Copy out each line of the data that holds the word "청보산업".

§

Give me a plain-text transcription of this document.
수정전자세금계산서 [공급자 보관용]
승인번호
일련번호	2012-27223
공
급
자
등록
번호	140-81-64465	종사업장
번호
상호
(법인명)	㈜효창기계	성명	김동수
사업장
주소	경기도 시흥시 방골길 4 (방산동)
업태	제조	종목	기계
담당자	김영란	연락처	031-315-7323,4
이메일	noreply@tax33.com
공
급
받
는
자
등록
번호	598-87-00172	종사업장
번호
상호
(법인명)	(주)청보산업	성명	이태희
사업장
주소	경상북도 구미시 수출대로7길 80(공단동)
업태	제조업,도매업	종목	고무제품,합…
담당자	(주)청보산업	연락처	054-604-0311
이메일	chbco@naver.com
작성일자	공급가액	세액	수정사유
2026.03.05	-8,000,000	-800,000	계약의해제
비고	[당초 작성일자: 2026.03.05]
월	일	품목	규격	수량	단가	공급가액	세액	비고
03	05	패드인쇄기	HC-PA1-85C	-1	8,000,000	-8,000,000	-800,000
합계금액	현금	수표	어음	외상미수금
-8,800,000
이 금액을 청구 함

§

ANSWER TO THIS TASK:
(법인명)	(주)청보산업	성명	이태희
담당자	(주)청보산업	연락처	054-604-0311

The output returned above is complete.